**TASK DIRECTIONS:** Work out how many lines of the listing hold the string "screenshot". Answer with that number alone.

**STORED ROWS:**
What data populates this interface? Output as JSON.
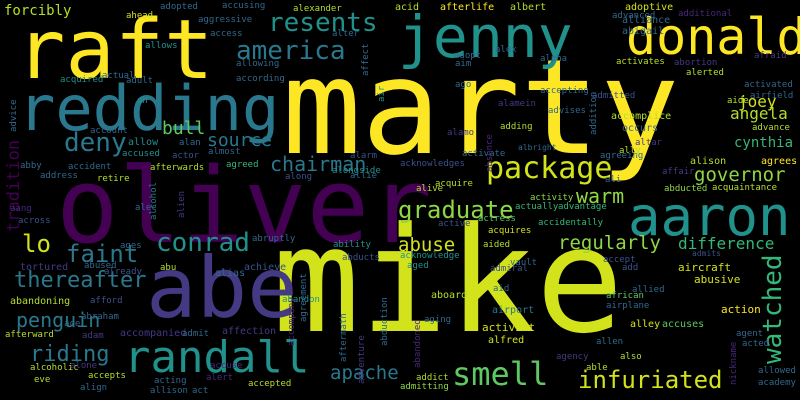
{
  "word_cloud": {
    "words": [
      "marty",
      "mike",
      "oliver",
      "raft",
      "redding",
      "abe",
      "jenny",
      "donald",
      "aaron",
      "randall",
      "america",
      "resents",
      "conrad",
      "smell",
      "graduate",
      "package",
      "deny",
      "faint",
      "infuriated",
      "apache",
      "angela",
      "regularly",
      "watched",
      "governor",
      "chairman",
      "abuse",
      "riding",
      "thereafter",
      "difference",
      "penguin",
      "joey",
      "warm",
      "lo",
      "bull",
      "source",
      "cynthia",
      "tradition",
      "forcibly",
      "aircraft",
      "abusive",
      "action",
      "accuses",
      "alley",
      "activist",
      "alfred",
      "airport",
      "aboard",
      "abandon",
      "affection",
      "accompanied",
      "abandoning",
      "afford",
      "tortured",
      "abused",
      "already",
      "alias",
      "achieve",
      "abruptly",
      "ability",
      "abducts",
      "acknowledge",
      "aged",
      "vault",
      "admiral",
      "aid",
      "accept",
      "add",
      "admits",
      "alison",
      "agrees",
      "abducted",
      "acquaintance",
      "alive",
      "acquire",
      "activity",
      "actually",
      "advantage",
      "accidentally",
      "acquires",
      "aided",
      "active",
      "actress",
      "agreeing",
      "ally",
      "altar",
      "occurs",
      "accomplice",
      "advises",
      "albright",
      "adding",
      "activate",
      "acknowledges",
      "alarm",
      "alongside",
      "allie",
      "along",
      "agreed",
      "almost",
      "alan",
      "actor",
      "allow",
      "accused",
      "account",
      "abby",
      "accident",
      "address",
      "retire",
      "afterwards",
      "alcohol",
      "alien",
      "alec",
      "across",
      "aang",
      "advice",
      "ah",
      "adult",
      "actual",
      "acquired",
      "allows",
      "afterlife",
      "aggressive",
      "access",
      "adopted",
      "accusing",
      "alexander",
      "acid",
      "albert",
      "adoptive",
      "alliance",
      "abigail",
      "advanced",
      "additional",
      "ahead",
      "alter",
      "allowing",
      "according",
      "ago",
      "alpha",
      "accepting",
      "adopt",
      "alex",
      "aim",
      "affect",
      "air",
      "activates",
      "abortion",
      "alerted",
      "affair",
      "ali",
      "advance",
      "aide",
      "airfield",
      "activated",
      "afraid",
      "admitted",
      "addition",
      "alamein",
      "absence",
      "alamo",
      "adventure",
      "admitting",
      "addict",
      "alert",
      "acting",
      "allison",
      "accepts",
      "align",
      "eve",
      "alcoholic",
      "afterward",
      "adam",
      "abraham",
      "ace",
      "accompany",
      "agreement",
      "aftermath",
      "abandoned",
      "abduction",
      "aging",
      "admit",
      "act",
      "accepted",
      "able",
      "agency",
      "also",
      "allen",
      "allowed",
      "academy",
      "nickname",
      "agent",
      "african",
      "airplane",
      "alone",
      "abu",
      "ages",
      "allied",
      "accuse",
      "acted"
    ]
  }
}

==

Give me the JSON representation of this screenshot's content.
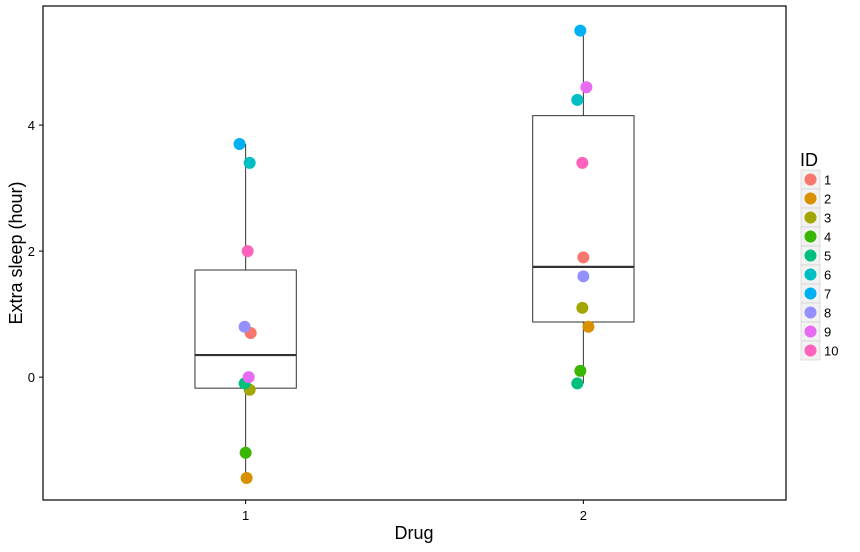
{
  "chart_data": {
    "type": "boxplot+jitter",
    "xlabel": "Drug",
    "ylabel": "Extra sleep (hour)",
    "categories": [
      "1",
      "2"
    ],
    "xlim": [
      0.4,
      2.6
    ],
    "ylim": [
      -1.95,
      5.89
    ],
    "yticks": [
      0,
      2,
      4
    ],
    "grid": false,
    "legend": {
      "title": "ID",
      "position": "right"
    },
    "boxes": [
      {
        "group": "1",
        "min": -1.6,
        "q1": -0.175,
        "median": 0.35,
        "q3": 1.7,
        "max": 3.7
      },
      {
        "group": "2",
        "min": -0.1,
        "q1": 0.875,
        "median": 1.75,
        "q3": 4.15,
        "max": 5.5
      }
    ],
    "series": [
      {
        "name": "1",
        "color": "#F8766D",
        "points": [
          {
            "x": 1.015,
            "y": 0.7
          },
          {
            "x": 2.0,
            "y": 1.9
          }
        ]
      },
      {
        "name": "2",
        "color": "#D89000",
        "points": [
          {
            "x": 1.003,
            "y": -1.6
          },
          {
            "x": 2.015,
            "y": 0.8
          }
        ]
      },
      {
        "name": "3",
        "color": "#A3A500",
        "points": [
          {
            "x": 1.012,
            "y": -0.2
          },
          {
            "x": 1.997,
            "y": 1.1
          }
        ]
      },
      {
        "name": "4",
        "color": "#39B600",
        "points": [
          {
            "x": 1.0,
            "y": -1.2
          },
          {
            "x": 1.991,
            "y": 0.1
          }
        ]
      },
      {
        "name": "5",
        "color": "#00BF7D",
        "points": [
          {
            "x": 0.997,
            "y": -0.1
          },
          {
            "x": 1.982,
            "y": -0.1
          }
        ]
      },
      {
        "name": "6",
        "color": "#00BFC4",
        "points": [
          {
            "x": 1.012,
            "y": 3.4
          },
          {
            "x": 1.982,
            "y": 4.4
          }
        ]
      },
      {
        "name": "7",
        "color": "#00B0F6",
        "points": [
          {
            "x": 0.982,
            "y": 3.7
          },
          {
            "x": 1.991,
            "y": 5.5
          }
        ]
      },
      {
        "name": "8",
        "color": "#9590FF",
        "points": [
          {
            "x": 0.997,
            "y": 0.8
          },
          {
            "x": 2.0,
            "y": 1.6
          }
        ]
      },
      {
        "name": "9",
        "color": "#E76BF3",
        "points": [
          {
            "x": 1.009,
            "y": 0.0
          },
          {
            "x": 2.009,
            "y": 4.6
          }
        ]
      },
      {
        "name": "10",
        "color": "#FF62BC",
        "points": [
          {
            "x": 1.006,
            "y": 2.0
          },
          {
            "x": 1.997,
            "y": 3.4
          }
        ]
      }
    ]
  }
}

==

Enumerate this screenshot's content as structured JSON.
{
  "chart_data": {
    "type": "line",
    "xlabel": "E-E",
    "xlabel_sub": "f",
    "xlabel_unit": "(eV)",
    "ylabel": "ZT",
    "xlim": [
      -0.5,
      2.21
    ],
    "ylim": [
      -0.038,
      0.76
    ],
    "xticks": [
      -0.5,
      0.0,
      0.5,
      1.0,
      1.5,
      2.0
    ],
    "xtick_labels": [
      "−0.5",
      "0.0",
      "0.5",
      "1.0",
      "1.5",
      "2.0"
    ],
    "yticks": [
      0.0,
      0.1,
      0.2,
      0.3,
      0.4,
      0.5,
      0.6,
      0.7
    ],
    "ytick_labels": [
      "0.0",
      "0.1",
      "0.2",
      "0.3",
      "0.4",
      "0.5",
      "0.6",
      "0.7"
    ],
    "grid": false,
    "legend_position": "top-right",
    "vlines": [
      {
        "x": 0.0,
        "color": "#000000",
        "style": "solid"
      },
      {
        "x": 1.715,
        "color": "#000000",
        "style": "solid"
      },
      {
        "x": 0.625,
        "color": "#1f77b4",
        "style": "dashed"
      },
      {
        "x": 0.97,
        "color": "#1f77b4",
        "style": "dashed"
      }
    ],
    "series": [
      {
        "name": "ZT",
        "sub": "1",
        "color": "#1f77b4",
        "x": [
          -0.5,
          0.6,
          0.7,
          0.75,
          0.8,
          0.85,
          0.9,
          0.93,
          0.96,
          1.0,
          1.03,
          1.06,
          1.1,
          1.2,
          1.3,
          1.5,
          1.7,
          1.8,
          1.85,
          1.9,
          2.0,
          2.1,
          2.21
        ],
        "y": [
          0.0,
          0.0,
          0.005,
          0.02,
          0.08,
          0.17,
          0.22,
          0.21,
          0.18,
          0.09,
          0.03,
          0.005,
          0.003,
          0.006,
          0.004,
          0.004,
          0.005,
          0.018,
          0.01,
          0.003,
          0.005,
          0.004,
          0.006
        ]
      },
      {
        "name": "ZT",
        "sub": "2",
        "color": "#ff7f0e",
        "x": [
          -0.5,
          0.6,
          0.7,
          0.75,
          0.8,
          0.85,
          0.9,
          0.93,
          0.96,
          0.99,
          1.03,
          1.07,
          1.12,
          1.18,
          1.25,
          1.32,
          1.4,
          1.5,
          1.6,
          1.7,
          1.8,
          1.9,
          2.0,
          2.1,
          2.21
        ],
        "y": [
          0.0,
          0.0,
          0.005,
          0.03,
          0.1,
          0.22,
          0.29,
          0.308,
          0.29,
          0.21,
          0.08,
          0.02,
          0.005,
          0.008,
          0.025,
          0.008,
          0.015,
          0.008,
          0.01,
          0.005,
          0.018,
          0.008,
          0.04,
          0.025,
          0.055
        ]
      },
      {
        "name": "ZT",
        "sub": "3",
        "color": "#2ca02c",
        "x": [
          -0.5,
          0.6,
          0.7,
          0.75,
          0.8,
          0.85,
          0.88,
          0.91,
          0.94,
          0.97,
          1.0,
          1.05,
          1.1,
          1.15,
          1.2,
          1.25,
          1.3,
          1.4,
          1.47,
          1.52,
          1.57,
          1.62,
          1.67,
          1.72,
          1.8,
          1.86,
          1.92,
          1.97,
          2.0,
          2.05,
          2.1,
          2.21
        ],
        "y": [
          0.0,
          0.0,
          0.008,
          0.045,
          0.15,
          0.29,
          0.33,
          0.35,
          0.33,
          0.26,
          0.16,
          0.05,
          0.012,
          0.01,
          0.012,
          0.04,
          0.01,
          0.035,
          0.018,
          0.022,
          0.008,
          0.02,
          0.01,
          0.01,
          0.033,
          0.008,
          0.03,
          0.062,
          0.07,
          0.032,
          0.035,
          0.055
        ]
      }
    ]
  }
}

**SOLUTION:** 2